Goal:
All entries should be output exactly as they stand.

◆ ◆ ◆ ◆ ◆

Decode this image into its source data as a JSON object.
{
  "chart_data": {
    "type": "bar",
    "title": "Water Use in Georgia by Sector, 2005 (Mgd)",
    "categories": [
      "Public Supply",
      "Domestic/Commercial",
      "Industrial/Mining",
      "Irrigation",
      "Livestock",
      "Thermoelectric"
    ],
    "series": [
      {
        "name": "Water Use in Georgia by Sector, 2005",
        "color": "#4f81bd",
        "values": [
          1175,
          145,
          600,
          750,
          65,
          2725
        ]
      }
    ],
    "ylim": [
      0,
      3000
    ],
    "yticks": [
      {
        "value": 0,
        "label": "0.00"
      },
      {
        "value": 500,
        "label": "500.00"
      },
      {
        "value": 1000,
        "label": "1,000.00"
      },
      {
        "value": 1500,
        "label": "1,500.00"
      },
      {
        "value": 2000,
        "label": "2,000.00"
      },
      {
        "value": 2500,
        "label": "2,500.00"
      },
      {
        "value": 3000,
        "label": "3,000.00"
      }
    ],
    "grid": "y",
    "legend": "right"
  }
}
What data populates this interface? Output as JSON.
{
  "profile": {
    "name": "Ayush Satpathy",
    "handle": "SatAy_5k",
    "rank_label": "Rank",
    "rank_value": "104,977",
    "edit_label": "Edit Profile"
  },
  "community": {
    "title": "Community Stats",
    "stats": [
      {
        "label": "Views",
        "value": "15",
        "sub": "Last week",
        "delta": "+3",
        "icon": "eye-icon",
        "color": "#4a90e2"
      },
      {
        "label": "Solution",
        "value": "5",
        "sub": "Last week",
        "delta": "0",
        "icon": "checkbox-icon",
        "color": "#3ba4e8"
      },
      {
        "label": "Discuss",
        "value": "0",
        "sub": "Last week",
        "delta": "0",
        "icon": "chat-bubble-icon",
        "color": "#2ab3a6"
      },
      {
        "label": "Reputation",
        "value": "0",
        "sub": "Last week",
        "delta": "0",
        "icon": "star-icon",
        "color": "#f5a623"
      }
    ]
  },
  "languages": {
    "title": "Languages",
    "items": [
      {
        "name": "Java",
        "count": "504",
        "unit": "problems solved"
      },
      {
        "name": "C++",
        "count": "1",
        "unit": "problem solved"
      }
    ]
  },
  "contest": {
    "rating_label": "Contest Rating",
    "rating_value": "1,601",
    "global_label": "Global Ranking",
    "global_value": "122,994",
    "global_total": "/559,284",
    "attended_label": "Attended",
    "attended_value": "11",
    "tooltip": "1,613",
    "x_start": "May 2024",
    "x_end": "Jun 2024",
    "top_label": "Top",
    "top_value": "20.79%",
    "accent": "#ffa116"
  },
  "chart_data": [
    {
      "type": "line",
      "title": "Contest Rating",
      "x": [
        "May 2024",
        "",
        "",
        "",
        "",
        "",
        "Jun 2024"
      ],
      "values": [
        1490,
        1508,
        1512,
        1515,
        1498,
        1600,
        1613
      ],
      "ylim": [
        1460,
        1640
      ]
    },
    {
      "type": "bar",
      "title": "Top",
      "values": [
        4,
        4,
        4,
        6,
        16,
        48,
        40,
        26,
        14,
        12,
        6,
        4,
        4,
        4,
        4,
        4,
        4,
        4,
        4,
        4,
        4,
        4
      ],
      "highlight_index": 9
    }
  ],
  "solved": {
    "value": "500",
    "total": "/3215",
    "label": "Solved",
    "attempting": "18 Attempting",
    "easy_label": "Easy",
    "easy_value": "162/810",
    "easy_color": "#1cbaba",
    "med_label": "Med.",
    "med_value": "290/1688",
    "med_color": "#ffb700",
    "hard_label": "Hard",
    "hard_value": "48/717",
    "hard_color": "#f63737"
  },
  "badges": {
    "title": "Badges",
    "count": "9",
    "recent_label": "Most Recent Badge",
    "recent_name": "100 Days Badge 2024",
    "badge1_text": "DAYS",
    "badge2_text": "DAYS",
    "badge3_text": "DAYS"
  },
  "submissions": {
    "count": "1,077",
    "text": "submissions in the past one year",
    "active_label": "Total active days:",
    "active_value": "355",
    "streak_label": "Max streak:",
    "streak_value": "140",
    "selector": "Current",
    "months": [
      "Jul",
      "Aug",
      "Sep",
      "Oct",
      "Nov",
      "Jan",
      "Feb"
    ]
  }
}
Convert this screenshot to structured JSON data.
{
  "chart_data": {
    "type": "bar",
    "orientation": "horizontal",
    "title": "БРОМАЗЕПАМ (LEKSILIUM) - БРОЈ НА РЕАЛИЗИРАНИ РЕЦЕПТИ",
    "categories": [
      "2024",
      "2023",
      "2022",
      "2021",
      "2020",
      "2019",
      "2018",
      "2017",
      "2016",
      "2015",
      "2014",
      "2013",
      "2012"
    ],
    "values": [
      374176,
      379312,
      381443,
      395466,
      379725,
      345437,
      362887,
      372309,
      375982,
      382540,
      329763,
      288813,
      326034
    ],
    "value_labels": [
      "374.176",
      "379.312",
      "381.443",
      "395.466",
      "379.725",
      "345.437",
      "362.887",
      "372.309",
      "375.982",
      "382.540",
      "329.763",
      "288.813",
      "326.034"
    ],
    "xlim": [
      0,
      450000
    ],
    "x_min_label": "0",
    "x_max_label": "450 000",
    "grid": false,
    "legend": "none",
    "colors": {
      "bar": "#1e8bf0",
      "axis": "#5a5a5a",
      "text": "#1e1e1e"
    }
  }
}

◆ ◆ ◆ ◆ ◆

Finished exercise:
Decode this image into its source data as a JSON object.
{
  "chart_data": {
    "type": "bar",
    "title": "Water Use in Georgia by Sector, 2005 (Mgd)",
    "categories": [
      "Public Supply",
      "Domestic/Commercial",
      "Industrial/Mining",
      "Irrigation",
      "Livestock",
      "Thermoelectric"
    ],
    "series": [
      {
        "name": "Water Use in Georgia by Sector, 2005",
        "color": "#4f81bd",
        "values": [
          1175,
          145,
          600,
          750,
          65,
          2725
        ]
      }
    ],
    "ylim": [
      0,
      3000
    ],
    "yticks": [
      {
        "value": 0,
        "label": "0.00"
      },
      {
        "value": 500,
        "label": "500.00"
      },
      {
        "value": 1000,
        "label": "1,000.00"
      },
      {
        "value": 1500,
        "label": "1,500.00"
      },
      {
        "value": 2000,
        "label": "2,000.00"
      },
      {
        "value": 2500,
        "label": "2,500.00"
      },
      {
        "value": 3000,
        "label": "3,000.00"
      }
    ],
    "grid": "y",
    "legend": "right"
  }
}
What data populates this interface? Output as JSON.
{
  "profile": {
    "name": "Ayush Satpathy",
    "handle": "SatAy_5k",
    "rank_label": "Rank",
    "rank_value": "104,977",
    "edit_label": "Edit Profile"
  },
  "community": {
    "title": "Community Stats",
    "stats": [
      {
        "label": "Views",
        "value": "15",
        "sub": "Last week",
        "delta": "+3",
        "icon": "eye-icon",
        "color": "#4a90e2"
      },
      {
        "label": "Solution",
        "value": "5",
        "sub": "Last week",
        "delta": "0",
        "icon": "checkbox-icon",
        "color": "#3ba4e8"
      },
      {
        "label": "Discuss",
        "value": "0",
        "sub": "Last week",
        "delta": "0",
        "icon": "chat-bubble-icon",
        "color": "#2ab3a6"
      },
      {
        "label": "Reputation",
        "value": "0",
        "sub": "Last week",
        "delta": "0",
        "icon": "star-icon",
        "color": "#f5a623"
      }
    ]
  },
  "languages": {
    "title": "Languages",
    "items": [
      {
        "name": "Java",
        "count": "504",
        "unit": "problems solved"
      },
      {
        "name": "C++",
        "count": "1",
        "unit": "problem solved"
      }
    ]
  },
  "contest": {
    "rating_label": "Contest Rating",
    "rating_value": "1,601",
    "global_label": "Global Ranking",
    "global_value": "122,994",
    "global_total": "/559,284",
    "attended_label": "Attended",
    "attended_value": "11",
    "tooltip": "1,613",
    "x_start": "May 2024",
    "x_end": "Jun 2024",
    "top_label": "Top",
    "top_value": "20.79%",
    "accent": "#ffa116"
  },
  "chart_data": [
    {
      "type": "line",
      "title": "Contest Rating",
      "x": [
        "May 2024",
        "",
        "",
        "",
        "",
        "",
        "Jun 2024"
      ],
      "values": [
        1490,
        1508,
        1512,
        1515,
        1498,
        1600,
        1613
      ],
      "ylim": [
        1460,
        1640
      ]
    },
    {
      "type": "bar",
      "title": "Top",
      "values": [
        4,
        4,
        4,
        6,
        16,
        48,
        40,
        26,
        14,
        12,
        6,
        4,
        4,
        4,
        4,
        4,
        4,
        4,
        4,
        4,
        4,
        4
      ],
      "highlight_index": 9
    }
  ],
  "solved": {
    "value": "500",
    "total": "/3215",
    "label": "Solved",
    "attempting": "18 Attempting",
    "easy_label": "Easy",
    "easy_value": "162/810",
    "easy_color": "#1cbaba",
    "med_label": "Med.",
    "med_value": "290/1688",
    "med_color": "#ffb700",
    "hard_label": "Hard",
    "hard_value": "48/717",
    "hard_color": "#f63737"
  },
  "badges": {
    "title": "Badges",
    "count": "9",
    "recent_label": "Most Recent Badge",
    "recent_name": "100 Days Badge 2024",
    "badge1_text": "DAYS",
    "badge2_text": "DAYS",
    "badge3_text": "DAYS"
  },
  "submissions": {
    "count": "1,077",
    "text": "submissions in the past one year",
    "active_label": "Total active days:",
    "active_value": "355",
    "streak_label": "Max streak:",
    "streak_value": "140",
    "selector": "Current",
    "months": [
      "Jul",
      "Aug",
      "Sep",
      "Oct",
      "Nov",
      "Jan",
      "Feb"
    ]
  }
}
Convert this screenshot to structured JSON data.
{
  "chart_data": {
    "type": "bar",
    "orientation": "horizontal",
    "title": "БРОМАЗЕПАМ (LEKSILIUM) - БРОЈ НА РЕАЛИЗИРАНИ РЕЦЕПТИ",
    "categories": [
      "2024",
      "2023",
      "2022",
      "2021",
      "2020",
      "2019",
      "2018",
      "2017",
      "2016",
      "2015",
      "2014",
      "2013",
      "2012"
    ],
    "values": [
      374176,
      379312,
      381443,
      395466,
      379725,
      345437,
      362887,
      372309,
      375982,
      382540,
      329763,
      288813,
      326034
    ],
    "value_labels": [
      "374.176",
      "379.312",
      "381.443",
      "395.466",
      "379.725",
      "345.437",
      "362.887",
      "372.309",
      "375.982",
      "382.540",
      "329.763",
      "288.813",
      "326.034"
    ],
    "xlim": [
      0,
      450000
    ],
    "x_min_label": "0",
    "x_max_label": "450 000",
    "grid": false,
    "legend": "none",
    "colors": {
      "bar": "#1e8bf0",
      "axis": "#5a5a5a",
      "text": "#1e1e1e"
    }
  }
}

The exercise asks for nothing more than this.